(Task directions) Go through the entries below and return every line that contains "Pasien".

(Dataset)
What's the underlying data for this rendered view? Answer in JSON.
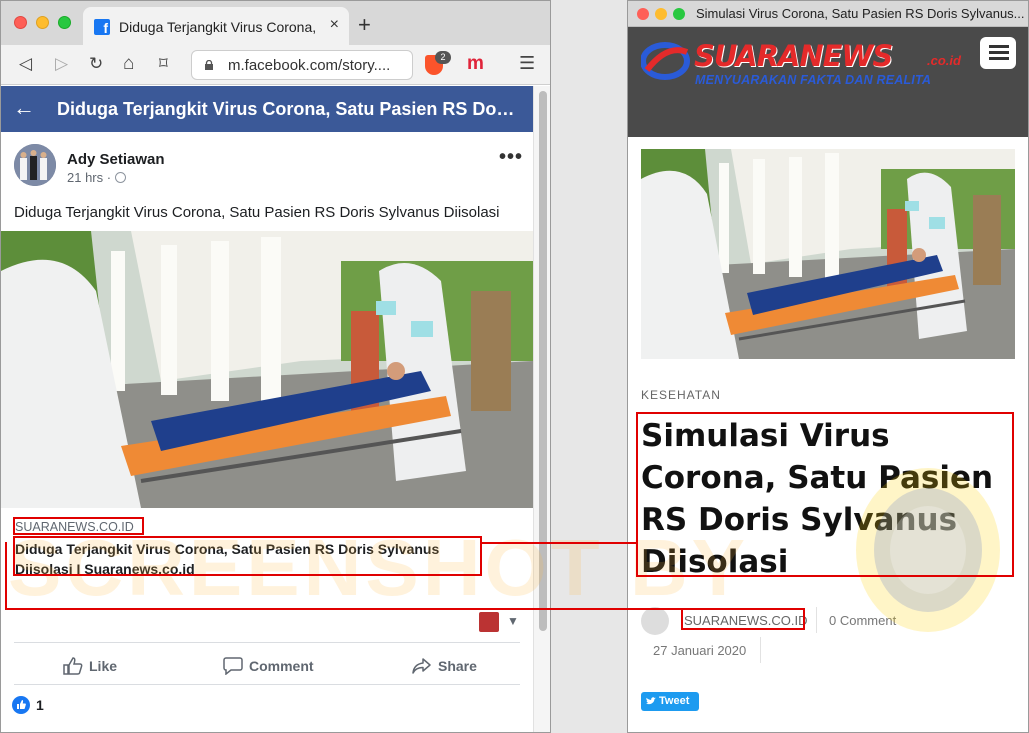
{
  "left_window": {
    "tab_title": "Diduga Terjangkit Virus Corona, Sa",
    "tab_close": "×",
    "new_tab": "+",
    "url": "m.facebook.com/story....",
    "brave_count": "2",
    "ext_label": "m",
    "menu_glyph": "☰",
    "nav": {
      "back": "◁",
      "forward": "▷",
      "reload": "↻",
      "home": "⌂",
      "bookmark": "⌑"
    }
  },
  "facebook": {
    "bar_title": "Diduga Terjangkit Virus Corona, Satu Pasien RS Do…",
    "back_glyph": "←",
    "post": {
      "author": "Ady Setiawan",
      "time": "21 hrs ·",
      "more": "•••",
      "text": "Diduga Terjangkit Virus Corona, Satu Pasien RS Doris Sylvanus Diisolasi",
      "link_domain": "SUARANEWS.CO.ID",
      "link_title": "Diduga Terjangkit Virus Corona, Satu Pasien RS Doris Sylvanus Diisolasi I Suaranews.co.id",
      "caret": "▼",
      "like_label": "Like",
      "comment_label": "Comment",
      "share_label": "Share",
      "like_count": "1"
    }
  },
  "right_window": {
    "title": "Simulasi Virus Corona, Satu Pasien RS Doris Sylvanus...",
    "logo_name": "SUARANEWS",
    "logo_tld": ".co.id",
    "logo_tagline": "MENYUARAKAN FAKTA DAN REALITA",
    "category": "KESEHATAN",
    "headline": "Simulasi Virus Corona, Satu Pasien RS Doris Sylvanus Diisolasi",
    "source": "SUARANEWS.CO.ID",
    "comments": "0 Comment",
    "date": "27 Januari 2020",
    "tweet": "Tweet"
  },
  "overlay": {
    "watermark": "SCREENSHOT BY"
  },
  "colors": {
    "facebook_blue": "#3b5998",
    "highlight_red": "#e00000",
    "site_header": "#4a4a4a",
    "logo_red": "#e42a2a",
    "tagline_blue": "#2a5bd8"
  }
}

(Result of this exercise)
    "bar_title": "Diduga Terjangkit Virus Corona, Satu Pasien RS Do…",
      "text": "Diduga Terjangkit Virus Corona, Satu Pasien RS Doris Sylvanus Diisolasi",
      "link_title": "Diduga Terjangkit Virus Corona, Satu Pasien RS Doris Sylvanus Diisolasi I Suaranews.co.id",
    "title": "Simulasi Virus Corona, Satu Pasien RS Doris Sylvanus...",
    "headline": "Simulasi Virus Corona, Satu Pasien RS Doris Sylvanus Diisolasi",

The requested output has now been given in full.